→ **Excerpted records**:
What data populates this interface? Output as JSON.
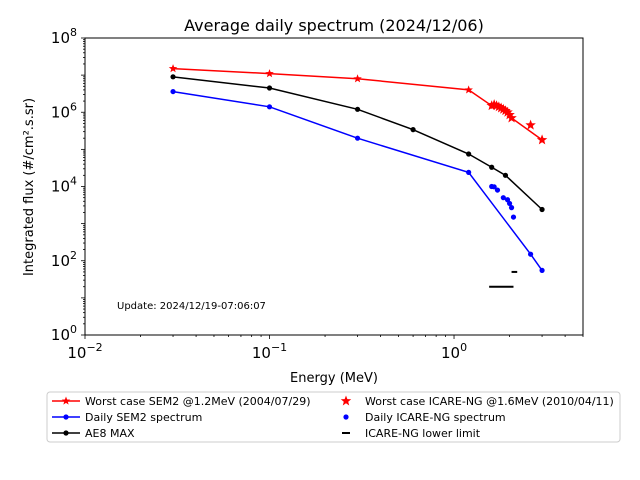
{
  "chart_data": {
    "type": "line",
    "title": "Average daily spectrum (2024/12/06)",
    "xlabel": "Energy (MeV)",
    "ylabel": "Integrated flux (#/cm².s.sr)",
    "xscale": "log",
    "yscale": "log",
    "xlim": [
      0.01,
      5
    ],
    "ylim": [
      1,
      100000000
    ],
    "x_ticks": [
      {
        "value": 0.01,
        "base": "10",
        "exp": "−2"
      },
      {
        "value": 0.1,
        "base": "10",
        "exp": "−1"
      },
      {
        "value": 1,
        "base": "10",
        "exp": "0"
      }
    ],
    "y_ticks": [
      {
        "value": 1,
        "base": "10",
        "exp": "0"
      },
      {
        "value": 100,
        "base": "10",
        "exp": "2"
      },
      {
        "value": 10000,
        "base": "10",
        "exp": "4"
      },
      {
        "value": 1000000,
        "base": "10",
        "exp": "6"
      },
      {
        "value": 100000000,
        "base": "10",
        "exp": "8"
      }
    ],
    "annotation": "Update: 2024/12/19-07:06:07",
    "grid": false,
    "legend_position": "bottom",
    "series": [
      {
        "name": "Worst case SEM2 @1.2MeV (2004/07/29)",
        "color": "#ff0000",
        "style": "line-star",
        "points": [
          [
            0.03,
            15000000
          ],
          [
            0.1,
            11000000
          ],
          [
            0.3,
            8000000
          ],
          [
            1.2,
            4000000
          ],
          [
            1.6,
            1500000
          ],
          [
            1.65,
            1600000
          ],
          [
            1.7,
            1500000
          ],
          [
            1.75,
            1400000
          ],
          [
            1.8,
            1300000
          ],
          [
            1.85,
            1200000
          ],
          [
            1.9,
            1100000
          ],
          [
            1.95,
            1000000
          ],
          [
            2.0,
            850000
          ],
          [
            2.05,
            700000
          ],
          [
            3.0,
            180000
          ]
        ]
      },
      {
        "name": "Daily SEM2 spectrum",
        "color": "#0000ff",
        "style": "line-dot",
        "points": [
          [
            0.03,
            3600000
          ],
          [
            0.1,
            1400000
          ],
          [
            0.3,
            200000
          ],
          [
            1.2,
            24000
          ],
          [
            2.6,
            150
          ],
          [
            3.0,
            55
          ]
        ]
      },
      {
        "name": "AE8 MAX",
        "color": "#000000",
        "style": "line-dot",
        "points": [
          [
            0.03,
            9000000
          ],
          [
            0.1,
            4500000
          ],
          [
            0.3,
            1200000
          ],
          [
            0.6,
            340000
          ],
          [
            1.2,
            75000
          ],
          [
            1.6,
            33000
          ],
          [
            1.9,
            20000
          ],
          [
            3.0,
            2400
          ]
        ]
      },
      {
        "name": "Worst case ICARE-NG @1.6MeV (2010/04/11)",
        "color": "#ff0000",
        "style": "star",
        "points": [
          [
            1.6,
            1500000
          ],
          [
            1.65,
            1600000
          ],
          [
            1.7,
            1500000
          ],
          [
            1.75,
            1400000
          ],
          [
            1.8,
            1300000
          ],
          [
            1.85,
            1200000
          ],
          [
            1.9,
            1100000
          ],
          [
            1.95,
            1000000
          ],
          [
            2.0,
            850000
          ],
          [
            2.05,
            700000
          ],
          [
            2.6,
            450000
          ],
          [
            3.0,
            180000
          ]
        ]
      },
      {
        "name": "Daily ICARE-NG spectrum",
        "color": "#0000ff",
        "style": "dot",
        "points": [
          [
            1.6,
            10000
          ],
          [
            1.65,
            9800
          ],
          [
            1.72,
            8000
          ],
          [
            1.85,
            5000
          ],
          [
            1.95,
            4400
          ],
          [
            2.0,
            3500
          ],
          [
            2.05,
            2700
          ],
          [
            2.1,
            1500
          ]
        ]
      },
      {
        "name": "ICARE-NG lower limit",
        "color": "#000000",
        "style": "hline",
        "points": [
          [
            1.55,
            20
          ],
          [
            2.1,
            20
          ],
          [
            2.05,
            50
          ],
          [
            2.2,
            50
          ]
        ]
      }
    ]
  }
}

→ **Task brief**:
Repeat the listing in full and exactly. Leave any pictures out.

→ **Task response**:
What data populates this interface? Output as JSON.
{
  "chart_data": {
    "type": "line",
    "title": "Average daily spectrum (2024/12/06)",
    "xlabel": "Energy (MeV)",
    "ylabel": "Integrated flux (#/cm².s.sr)",
    "xscale": "log",
    "yscale": "log",
    "xlim": [
      0.01,
      5
    ],
    "ylim": [
      1,
      100000000
    ],
    "x_ticks": [
      {
        "value": 0.01,
        "base": "10",
        "exp": "−2"
      },
      {
        "value": 0.1,
        "base": "10",
        "exp": "−1"
      },
      {
        "value": 1,
        "base": "10",
        "exp": "0"
      }
    ],
    "y_ticks": [
      {
        "value": 1,
        "base": "10",
        "exp": "0"
      },
      {
        "value": 100,
        "base": "10",
        "exp": "2"
      },
      {
        "value": 10000,
        "base": "10",
        "exp": "4"
      },
      {
        "value": 1000000,
        "base": "10",
        "exp": "6"
      },
      {
        "value": 100000000,
        "base": "10",
        "exp": "8"
      }
    ],
    "annotation": "Update: 2024/12/19-07:06:07",
    "grid": false,
    "legend_position": "bottom",
    "series": [
      {
        "name": "Worst case SEM2 @1.2MeV (2004/07/29)",
        "color": "#ff0000",
        "style": "line-star",
        "points": [
          [
            0.03,
            15000000
          ],
          [
            0.1,
            11000000
          ],
          [
            0.3,
            8000000
          ],
          [
            1.2,
            4000000
          ],
          [
            1.6,
            1500000
          ],
          [
            1.65,
            1600000
          ],
          [
            1.7,
            1500000
          ],
          [
            1.75,
            1400000
          ],
          [
            1.8,
            1300000
          ],
          [
            1.85,
            1200000
          ],
          [
            1.9,
            1100000
          ],
          [
            1.95,
            1000000
          ],
          [
            2.0,
            850000
          ],
          [
            2.05,
            700000
          ],
          [
            3.0,
            180000
          ]
        ]
      },
      {
        "name": "Daily SEM2 spectrum",
        "color": "#0000ff",
        "style": "line-dot",
        "points": [
          [
            0.03,
            3600000
          ],
          [
            0.1,
            1400000
          ],
          [
            0.3,
            200000
          ],
          [
            1.2,
            24000
          ],
          [
            2.6,
            150
          ],
          [
            3.0,
            55
          ]
        ]
      },
      {
        "name": "AE8 MAX",
        "color": "#000000",
        "style": "line-dot",
        "points": [
          [
            0.03,
            9000000
          ],
          [
            0.1,
            4500000
          ],
          [
            0.3,
            1200000
          ],
          [
            0.6,
            340000
          ],
          [
            1.2,
            75000
          ],
          [
            1.6,
            33000
          ],
          [
            1.9,
            20000
          ],
          [
            3.0,
            2400
          ]
        ]
      },
      {
        "name": "Worst case ICARE-NG @1.6MeV (2010/04/11)",
        "color": "#ff0000",
        "style": "star",
        "points": [
          [
            1.6,
            1500000
          ],
          [
            1.65,
            1600000
          ],
          [
            1.7,
            1500000
          ],
          [
            1.75,
            1400000
          ],
          [
            1.8,
            1300000
          ],
          [
            1.85,
            1200000
          ],
          [
            1.9,
            1100000
          ],
          [
            1.95,
            1000000
          ],
          [
            2.0,
            850000
          ],
          [
            2.05,
            700000
          ],
          [
            2.6,
            450000
          ],
          [
            3.0,
            180000
          ]
        ]
      },
      {
        "name": "Daily ICARE-NG spectrum",
        "color": "#0000ff",
        "style": "dot",
        "points": [
          [
            1.6,
            10000
          ],
          [
            1.65,
            9800
          ],
          [
            1.72,
            8000
          ],
          [
            1.85,
            5000
          ],
          [
            1.95,
            4400
          ],
          [
            2.0,
            3500
          ],
          [
            2.05,
            2700
          ],
          [
            2.1,
            1500
          ]
        ]
      },
      {
        "name": "ICARE-NG lower limit",
        "color": "#000000",
        "style": "hline",
        "points": [
          [
            1.55,
            20
          ],
          [
            2.1,
            20
          ],
          [
            2.05,
            50
          ],
          [
            2.2,
            50
          ]
        ]
      }
    ]
  }
}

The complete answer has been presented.